Gather up every line from the entries below that uses the word "title".

— start of INFORMATION SUPPLIED —

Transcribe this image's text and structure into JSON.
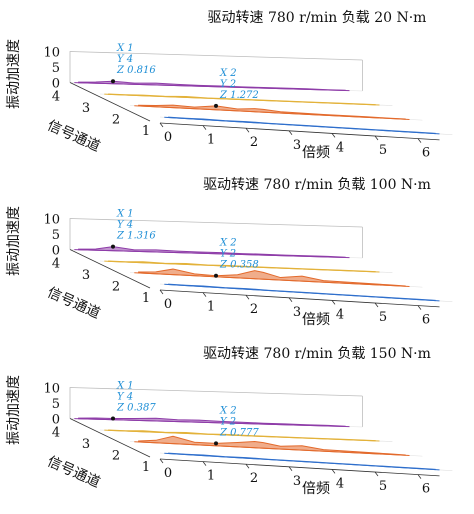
{
  "colors": {
    "channel_1": "#2f6fcc",
    "channel_2": "#e36a2c",
    "channel_3": "#e3b23a",
    "channel_4": "#8e3ca8",
    "annotation": "#1f8fd6",
    "box": "#bdbdbd"
  },
  "chart_data": [
    {
      "type": "line",
      "title": "驱动转速 780 r/min  负载 20 N·m",
      "xlabel": "倍频",
      "ylabel": "信号通道",
      "zlabel": "振动加速度",
      "x_ticks": [
        "0",
        "1",
        "2",
        "3",
        "4",
        "5",
        "6"
      ],
      "y_ticks": [
        "1",
        "2",
        "3",
        "4"
      ],
      "z_ticks": [
        "0",
        "5",
        "10"
      ],
      "xlim": [
        0,
        6.5
      ],
      "zlim": [
        0,
        10
      ],
      "series": [
        {
          "channel": 1,
          "x": [
            0.2,
            0.6,
            1.0,
            1.5,
            2.0,
            2.5,
            3.0,
            3.5,
            4.0,
            4.5,
            5.0,
            5.5,
            6.0,
            6.4
          ],
          "z": [
            0.1,
            0.1,
            0.2,
            0.1,
            0.2,
            0.1,
            0.1,
            0.1,
            0.1,
            0.1,
            0.1,
            0.1,
            0.1,
            0.1
          ]
        },
        {
          "channel": 2,
          "x": [
            0.2,
            0.6,
            1.0,
            1.5,
            2.0,
            2.5,
            2.9,
            3.1,
            3.5,
            4.0,
            4.5,
            5.0,
            5.5,
            6.0,
            6.4
          ],
          "z": [
            0.2,
            0.4,
            0.8,
            0.5,
            1.272,
            0.6,
            1.0,
            0.9,
            0.4,
            0.3,
            0.2,
            0.2,
            0.2,
            0.1,
            0.1
          ]
        },
        {
          "channel": 3,
          "x": [
            0.2,
            0.6,
            1.0,
            1.5,
            2.0,
            2.5,
            3.0,
            3.5,
            4.0,
            4.5,
            5.0,
            5.5,
            6.0,
            6.4
          ],
          "z": [
            0.1,
            0.1,
            0.2,
            0.1,
            0.3,
            0.1,
            0.1,
            0.1,
            0.1,
            0.1,
            0.1,
            0.1,
            0.1,
            0.1
          ]
        },
        {
          "channel": 4,
          "x": [
            0.2,
            0.6,
            1.0,
            1.5,
            2.0,
            2.5,
            3.0,
            3.5,
            4.0,
            4.5,
            5.0,
            5.5,
            6.0,
            6.4
          ],
          "z": [
            0.2,
            0.4,
            0.816,
            0.4,
            0.6,
            0.4,
            0.3,
            0.3,
            0.2,
            0.2,
            0.2,
            0.2,
            0.1,
            0.1
          ]
        }
      ],
      "annotations": [
        {
          "x": 1,
          "y": 4,
          "z": 0.816,
          "labels": [
            "X 1",
            "Y 4",
            "Z 0.816"
          ]
        },
        {
          "x": 2,
          "y": 2,
          "z": 1.272,
          "labels": [
            "X 2",
            "Y 2",
            "Z 1.272"
          ]
        }
      ]
    },
    {
      "type": "line",
      "title": "驱动转速 780 r/min  负载 100 N·m",
      "xlabel": "倍频",
      "ylabel": "信号通道",
      "zlabel": "振动加速度",
      "x_ticks": [
        "0",
        "1",
        "2",
        "3",
        "4",
        "5",
        "6"
      ],
      "y_ticks": [
        "1",
        "2",
        "3",
        "4"
      ],
      "z_ticks": [
        "0",
        "5",
        "10"
      ],
      "xlim": [
        0,
        6.5
      ],
      "zlim": [
        0,
        10
      ],
      "series": [
        {
          "channel": 1,
          "x": [
            0.2,
            0.6,
            1.0,
            1.5,
            2.0,
            2.5,
            3.0,
            3.5,
            4.0,
            4.5,
            5.0,
            5.5,
            6.0,
            6.4
          ],
          "z": [
            0.1,
            0.1,
            0.2,
            0.1,
            0.2,
            0.1,
            0.1,
            0.1,
            0.1,
            0.1,
            0.1,
            0.1,
            0.1,
            0.1
          ]
        },
        {
          "channel": 2,
          "x": [
            0.2,
            0.6,
            1.0,
            1.5,
            2.0,
            2.5,
            2.9,
            3.1,
            3.5,
            4.0,
            4.5,
            5.0,
            5.5,
            6.0,
            6.4
          ],
          "z": [
            0.3,
            0.6,
            1.8,
            0.6,
            0.358,
            1.0,
            2.6,
            2.2,
            0.8,
            1.6,
            0.5,
            0.4,
            0.3,
            0.2,
            0.1
          ]
        },
        {
          "channel": 3,
          "x": [
            0.2,
            0.6,
            1.0,
            1.5,
            2.0,
            2.5,
            3.0,
            3.5,
            4.0,
            4.5,
            5.0,
            5.5,
            6.0,
            6.4
          ],
          "z": [
            0.1,
            0.1,
            0.3,
            0.1,
            0.3,
            0.1,
            0.2,
            0.1,
            0.1,
            0.1,
            0.1,
            0.1,
            0.1,
            0.1
          ]
        },
        {
          "channel": 4,
          "x": [
            0.2,
            0.6,
            1.0,
            1.5,
            2.0,
            2.5,
            3.0,
            3.5,
            4.0,
            4.5,
            5.0,
            5.5,
            6.0,
            6.4
          ],
          "z": [
            0.2,
            0.4,
            1.316,
            0.5,
            0.7,
            0.5,
            0.4,
            0.4,
            0.3,
            0.3,
            0.2,
            0.2,
            0.2,
            0.1
          ]
        }
      ],
      "annotations": [
        {
          "x": 1,
          "y": 4,
          "z": 1.316,
          "labels": [
            "X 1",
            "Y 4",
            "Z 1.316"
          ]
        },
        {
          "x": 2,
          "y": 2,
          "z": 0.358,
          "labels": [
            "X 2",
            "Y 2",
            "Z 0.358"
          ]
        }
      ]
    },
    {
      "type": "line",
      "title": "驱动转速 780 r/min  负载 150 N·m",
      "xlabel": "倍频",
      "ylabel": "信号通道",
      "zlabel": "振动加速度",
      "x_ticks": [
        "0",
        "1",
        "2",
        "3",
        "4",
        "5",
        "6"
      ],
      "y_ticks": [
        "1",
        "2",
        "3",
        "4"
      ],
      "z_ticks": [
        "0",
        "5",
        "10"
      ],
      "xlim": [
        0,
        6.5
      ],
      "zlim": [
        0,
        10
      ],
      "series": [
        {
          "channel": 1,
          "x": [
            0.2,
            0.6,
            1.0,
            1.5,
            2.0,
            2.5,
            3.0,
            3.5,
            4.0,
            4.5,
            5.0,
            5.5,
            6.0,
            6.4
          ],
          "z": [
            0.1,
            0.1,
            0.2,
            0.1,
            0.2,
            0.1,
            0.1,
            0.1,
            0.1,
            0.1,
            0.1,
            0.1,
            0.1,
            0.1
          ]
        },
        {
          "channel": 2,
          "x": [
            0.2,
            0.6,
            1.0,
            1.5,
            2.0,
            2.5,
            2.9,
            3.1,
            3.5,
            4.0,
            4.5,
            5.0,
            5.5,
            6.0,
            6.4
          ],
          "z": [
            0.3,
            0.8,
            2.4,
            0.8,
            0.777,
            1.4,
            2.0,
            1.8,
            0.9,
            1.4,
            0.5,
            0.4,
            0.3,
            0.2,
            0.1
          ]
        },
        {
          "channel": 3,
          "x": [
            0.2,
            0.6,
            1.0,
            1.5,
            2.0,
            2.5,
            3.0,
            3.5,
            4.0,
            4.5,
            5.0,
            5.5,
            6.0,
            6.4
          ],
          "z": [
            0.1,
            0.1,
            0.3,
            0.1,
            0.3,
            0.1,
            0.2,
            0.1,
            0.1,
            0.1,
            0.1,
            0.1,
            0.1,
            0.1
          ]
        },
        {
          "channel": 4,
          "x": [
            0.2,
            0.6,
            1.0,
            1.5,
            2.0,
            2.5,
            3.0,
            3.5,
            4.0,
            4.5,
            5.0,
            5.5,
            6.0,
            6.4
          ],
          "z": [
            0.2,
            0.4,
            0.387,
            0.6,
            0.9,
            0.6,
            0.7,
            0.5,
            0.4,
            0.3,
            0.3,
            0.2,
            0.2,
            0.1
          ]
        }
      ],
      "annotations": [
        {
          "x": 1,
          "y": 4,
          "z": 0.387,
          "labels": [
            "X 1",
            "Y 4",
            "Z 0.387"
          ]
        },
        {
          "x": 2,
          "y": 2,
          "z": 0.777,
          "labels": [
            "X 2",
            "Y 2",
            "Z 0.777"
          ]
        }
      ]
    }
  ]
}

— end of INFORMATION SUPPLIED —

▶ _FULL ANSWER_
      "title": "驱动转速 780 r/min  负载 20 N·m",
      "title": "驱动转速 780 r/min  负载 100 N·m",
      "title": "驱动转速 780 r/min  负载 150 N·m",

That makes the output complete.